[Dataset items]
====================

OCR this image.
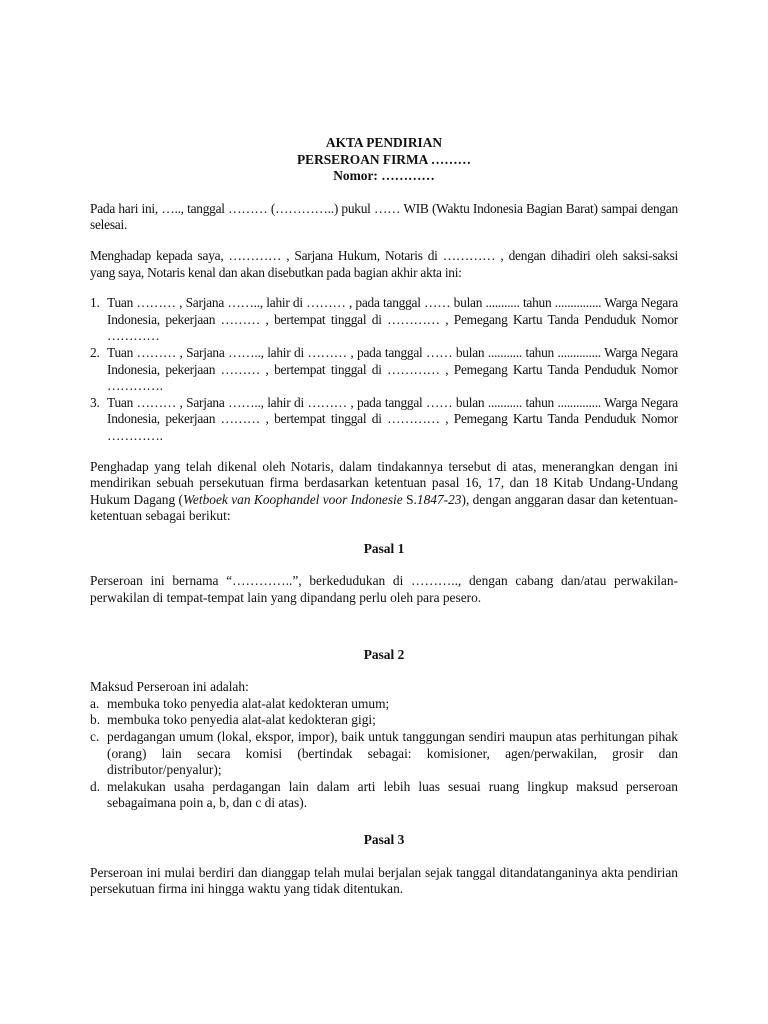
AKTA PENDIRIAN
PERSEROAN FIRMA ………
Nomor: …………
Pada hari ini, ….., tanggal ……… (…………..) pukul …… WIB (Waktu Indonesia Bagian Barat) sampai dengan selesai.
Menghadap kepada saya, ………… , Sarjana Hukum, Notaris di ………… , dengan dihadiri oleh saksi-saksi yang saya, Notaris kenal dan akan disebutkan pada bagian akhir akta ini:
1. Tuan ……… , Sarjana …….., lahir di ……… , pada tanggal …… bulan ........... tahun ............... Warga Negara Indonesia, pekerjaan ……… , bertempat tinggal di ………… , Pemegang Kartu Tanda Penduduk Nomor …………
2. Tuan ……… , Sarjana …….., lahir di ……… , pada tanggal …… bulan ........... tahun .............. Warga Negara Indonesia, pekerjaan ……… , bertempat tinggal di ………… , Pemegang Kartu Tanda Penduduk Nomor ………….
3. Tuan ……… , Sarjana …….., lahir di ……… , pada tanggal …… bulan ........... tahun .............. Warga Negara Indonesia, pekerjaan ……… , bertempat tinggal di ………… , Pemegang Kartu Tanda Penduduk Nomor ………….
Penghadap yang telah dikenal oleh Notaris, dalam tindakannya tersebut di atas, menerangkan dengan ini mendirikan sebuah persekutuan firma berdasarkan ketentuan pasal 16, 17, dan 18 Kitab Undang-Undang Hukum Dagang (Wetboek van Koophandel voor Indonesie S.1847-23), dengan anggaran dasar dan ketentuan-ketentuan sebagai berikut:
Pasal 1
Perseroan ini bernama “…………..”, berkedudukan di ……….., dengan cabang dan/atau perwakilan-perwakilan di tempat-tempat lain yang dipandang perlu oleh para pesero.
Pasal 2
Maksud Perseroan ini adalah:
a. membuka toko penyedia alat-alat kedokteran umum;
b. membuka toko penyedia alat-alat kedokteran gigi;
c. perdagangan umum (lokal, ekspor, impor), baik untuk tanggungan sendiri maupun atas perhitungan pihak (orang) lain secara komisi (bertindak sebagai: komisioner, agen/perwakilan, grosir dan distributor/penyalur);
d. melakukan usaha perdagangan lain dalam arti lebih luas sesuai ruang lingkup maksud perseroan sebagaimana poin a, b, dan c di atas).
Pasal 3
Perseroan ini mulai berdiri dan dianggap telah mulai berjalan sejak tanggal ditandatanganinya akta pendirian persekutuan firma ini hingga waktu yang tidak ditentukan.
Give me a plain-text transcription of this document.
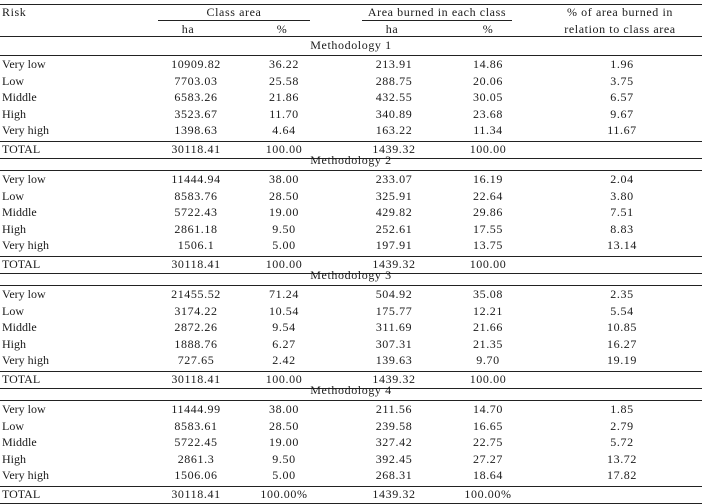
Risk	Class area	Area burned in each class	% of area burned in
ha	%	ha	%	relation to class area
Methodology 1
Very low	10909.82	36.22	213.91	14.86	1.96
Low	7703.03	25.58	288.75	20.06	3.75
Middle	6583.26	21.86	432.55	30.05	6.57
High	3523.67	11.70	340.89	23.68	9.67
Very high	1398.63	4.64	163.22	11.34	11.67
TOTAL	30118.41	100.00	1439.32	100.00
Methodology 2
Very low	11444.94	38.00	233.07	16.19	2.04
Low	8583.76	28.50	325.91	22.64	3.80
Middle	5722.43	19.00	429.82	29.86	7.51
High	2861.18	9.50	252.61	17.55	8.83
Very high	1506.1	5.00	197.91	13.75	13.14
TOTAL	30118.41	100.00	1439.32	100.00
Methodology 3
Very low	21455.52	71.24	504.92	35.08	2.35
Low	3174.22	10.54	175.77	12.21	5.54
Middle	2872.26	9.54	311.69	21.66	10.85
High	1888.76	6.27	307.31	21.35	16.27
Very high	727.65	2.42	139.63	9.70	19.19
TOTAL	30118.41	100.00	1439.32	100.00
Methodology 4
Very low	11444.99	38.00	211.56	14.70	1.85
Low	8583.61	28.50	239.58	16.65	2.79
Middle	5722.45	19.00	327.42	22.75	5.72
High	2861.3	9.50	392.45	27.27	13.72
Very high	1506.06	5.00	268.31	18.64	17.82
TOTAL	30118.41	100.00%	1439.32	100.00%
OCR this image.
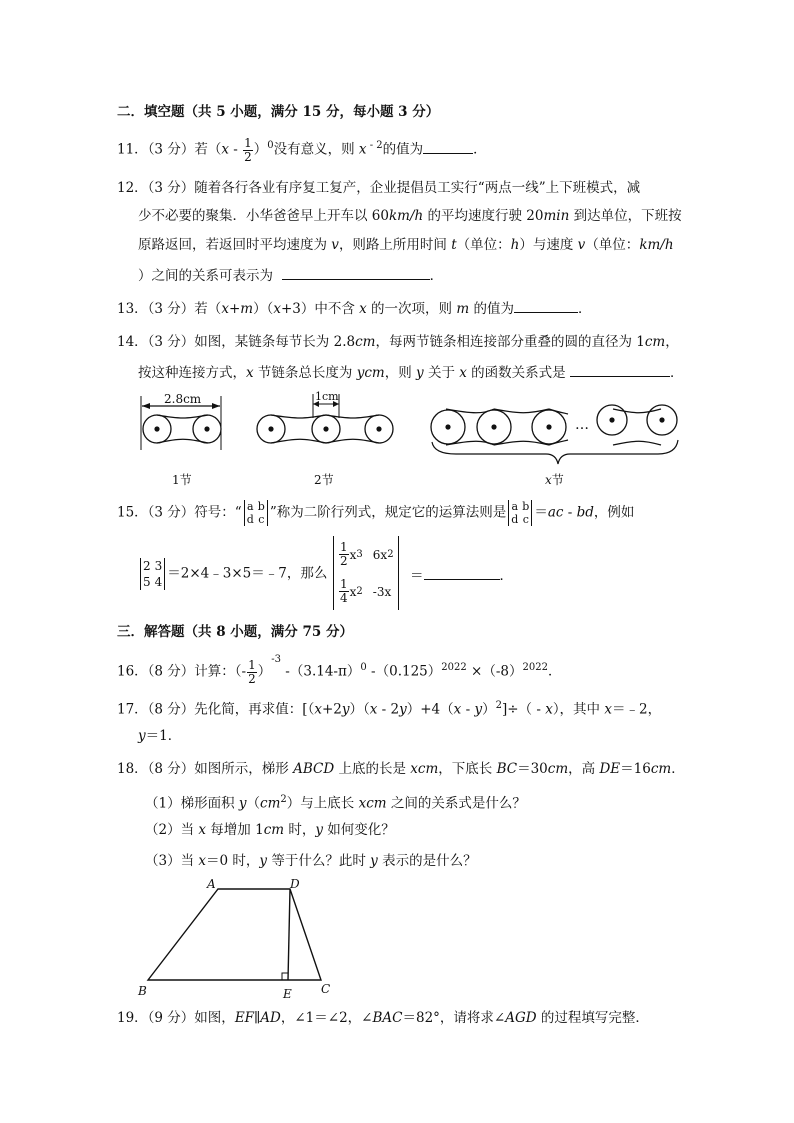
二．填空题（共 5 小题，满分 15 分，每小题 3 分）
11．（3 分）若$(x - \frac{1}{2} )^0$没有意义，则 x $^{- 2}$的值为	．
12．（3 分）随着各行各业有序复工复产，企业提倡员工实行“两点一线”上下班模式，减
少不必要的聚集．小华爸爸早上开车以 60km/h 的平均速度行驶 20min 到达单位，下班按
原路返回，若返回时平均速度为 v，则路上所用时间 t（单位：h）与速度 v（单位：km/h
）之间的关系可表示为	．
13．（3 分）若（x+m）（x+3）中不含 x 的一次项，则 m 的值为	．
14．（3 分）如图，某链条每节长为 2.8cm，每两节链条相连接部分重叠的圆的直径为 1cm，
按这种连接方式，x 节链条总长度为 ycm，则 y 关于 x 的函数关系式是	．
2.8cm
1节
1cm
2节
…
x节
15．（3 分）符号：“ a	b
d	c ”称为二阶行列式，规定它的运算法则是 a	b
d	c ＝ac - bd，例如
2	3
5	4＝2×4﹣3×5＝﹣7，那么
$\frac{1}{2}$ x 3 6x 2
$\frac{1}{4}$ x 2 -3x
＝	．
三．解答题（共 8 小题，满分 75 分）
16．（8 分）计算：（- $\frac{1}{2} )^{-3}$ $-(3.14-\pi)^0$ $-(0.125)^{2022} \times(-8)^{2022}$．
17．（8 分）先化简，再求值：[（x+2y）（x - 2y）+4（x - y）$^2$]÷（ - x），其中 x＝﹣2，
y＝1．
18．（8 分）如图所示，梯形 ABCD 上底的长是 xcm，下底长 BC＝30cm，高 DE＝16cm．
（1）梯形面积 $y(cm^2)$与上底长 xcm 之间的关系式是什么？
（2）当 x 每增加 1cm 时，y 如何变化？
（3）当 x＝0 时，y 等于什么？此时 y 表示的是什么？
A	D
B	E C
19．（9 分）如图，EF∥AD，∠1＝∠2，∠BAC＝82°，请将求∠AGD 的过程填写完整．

====================

CHALLENGE >>
Without the pictures, repeat the listing above exactly.

SOLUTION TO THIS EXERCISE >>
OCR this image.
AKTA PENDIRIAN
PERSEROAN FIRMA ………
Nomor: …………
Pada hari ini, ….., tanggal ……… (…………..) pukul …… WIB (Waktu Indonesia Bagian Barat) sampai dengan selesai.
Menghadap kepada saya, ………… , Sarjana Hukum, Notaris di ………… , dengan dihadiri oleh saksi-saksi yang saya, Notaris kenal dan akan disebutkan pada bagian akhir akta ini:
1. Tuan ……… , Sarjana …….., lahir di ……… , pada tanggal …… bulan ........... tahun ............... Warga Negara Indonesia, pekerjaan ……… , bertempat tinggal di ………… , Pemegang Kartu Tanda Penduduk Nomor …………
2. Tuan ……… , Sarjana …….., lahir di ……… , pada tanggal …… bulan ........... tahun .............. Warga Negara Indonesia, pekerjaan ……… , bertempat tinggal di ………… , Pemegang Kartu Tanda Penduduk Nomor ………….
3. Tuan ……… , Sarjana …….., lahir di ……… , pada tanggal …… bulan ........... tahun .............. Warga Negara Indonesia, pekerjaan ……… , bertempat tinggal di ………… , Pemegang Kartu Tanda Penduduk Nomor ………….
Penghadap yang telah dikenal oleh Notaris, dalam tindakannya tersebut di atas, menerangkan dengan ini mendirikan sebuah persekutuan firma berdasarkan ketentuan pasal 16, 17, dan 18 Kitab Undang-Undang Hukum Dagang (Wetboek van Koophandel voor Indonesie S.1847-23), dengan anggaran dasar dan ketentuan-ketentuan sebagai berikut:
Pasal 1
Perseroan ini bernama “…………..”, berkedudukan di ……….., dengan cabang dan/atau perwakilan-perwakilan di tempat-tempat lain yang dipandang perlu oleh para pesero.
Pasal 2
Maksud Perseroan ini adalah:
a. membuka toko penyedia alat-alat kedokteran umum;
b. membuka toko penyedia alat-alat kedokteran gigi;
c. perdagangan umum (lokal, ekspor, impor), baik untuk tanggungan sendiri maupun atas perhitungan pihak (orang) lain secara komisi (bertindak sebagai: komisioner, agen/perwakilan, grosir dan distributor/penyalur);
d. melakukan usaha perdagangan lain dalam arti lebih luas sesuai ruang lingkup maksud perseroan sebagaimana poin a, b, dan c di atas).
Pasal 3
Perseroan ini mulai berdiri dan dianggap telah mulai berjalan sejak tanggal ditandatanganinya akta pendirian persekutuan firma ini hingga waktu yang tidak ditentukan.
Give me a plain-text transcription of this document.
Risk	Class area	Area burned in each class	% of area burned in
ha	%	ha	%	relation to class area
Methodology 1
Very low	10909.82	36.22	213.91	14.86	1.96
Low	7703.03	25.58	288.75	20.06	3.75
Middle	6583.26	21.86	432.55	30.05	6.57
High	3523.67	11.70	340.89	23.68	9.67
Very high	1398.63	4.64	163.22	11.34	11.67
TOTAL	30118.41	100.00	1439.32	100.00
Methodology 2
Very low	11444.94	38.00	233.07	16.19	2.04
Low	8583.76	28.50	325.91	22.64	3.80
Middle	5722.43	19.00	429.82	29.86	7.51
High	2861.18	9.50	252.61	17.55	8.83
Very high	1506.1	5.00	197.91	13.75	13.14
TOTAL	30118.41	100.00	1439.32	100.00
Methodology 3
Very low	21455.52	71.24	504.92	35.08	2.35
Low	3174.22	10.54	175.77	12.21	5.54
Middle	2872.26	9.54	311.69	21.66	10.85
High	1888.76	6.27	307.31	21.35	16.27
Very high	727.65	2.42	139.63	9.70	19.19
TOTAL	30118.41	100.00	1439.32	100.00
Methodology 4
Very low	11444.99	38.00	211.56	14.70	1.85
Low	8583.61	28.50	239.58	16.65	2.79
Middle	5722.45	19.00	327.42	22.75	5.72
High	2861.3	9.50	392.45	27.27	13.72
Very high	1506.06	5.00	268.31	18.64	17.82
TOTAL	30118.41	100.00%	1439.32	100.00%
OCR this image.
二．填空题（共 5 小题，满分 15 分，每小题 3 分）
11．（3 分）若$(x - \frac{1}{2} )^0$没有意义，则 x $^{- 2}$的值为	．
12．（3 分）随着各行各业有序复工复产，企业提倡员工实行“两点一线”上下班模式，减
少不必要的聚集．小华爸爸早上开车以 60km/h 的平均速度行驶 20min 到达单位，下班按
原路返回，若返回时平均速度为 v，则路上所用时间 t（单位：h）与速度 v（单位：km/h
）之间的关系可表示为	．
13．（3 分）若（x+m）（x+3）中不含 x 的一次项，则 m 的值为	．
14．（3 分）如图，某链条每节长为 2.8cm，每两节链条相连接部分重叠的圆的直径为 1cm，
按这种连接方式，x 节链条总长度为 ycm，则 y 关于 x 的函数关系式是	．
2.8cm
1节
1cm
2节
…
x节
15．（3 分）符号：“ a	b
d	c ”称为二阶行列式，规定它的运算法则是 a	b
d	c ＝ac - bd，例如
2	3
5	4＝2×4﹣3×5＝﹣7，那么
$\frac{1}{2}$ x 3 6x 2
$\frac{1}{4}$ x 2 -3x
＝	．
三．解答题（共 8 小题，满分 75 分）
16．（8 分）计算：（- $\frac{1}{2} )^{-3}$ $-(3.14-\pi)^0$ $-(0.125)^{2022} \times(-8)^{2022}$．
17．（8 分）先化简，再求值：[（x+2y）（x - 2y）+4（x - y）$^2$]÷（ - x），其中 x＝﹣2，
y＝1．
18．（8 分）如图所示，梯形 ABCD 上底的长是 xcm，下底长 BC＝30cm，高 DE＝16cm．
（1）梯形面积 $y(cm^2)$与上底长 xcm 之间的关系式是什么？
（2）当 x 每增加 1cm 时，y 如何变化？
（3）当 x＝0 时，y 等于什么？此时 y 表示的是什么？
A	D
B	E C
19．（9 分）如图，EF∥AD，∠1＝∠2，∠BAC＝82°，请将求∠AGD 的过程填写完整．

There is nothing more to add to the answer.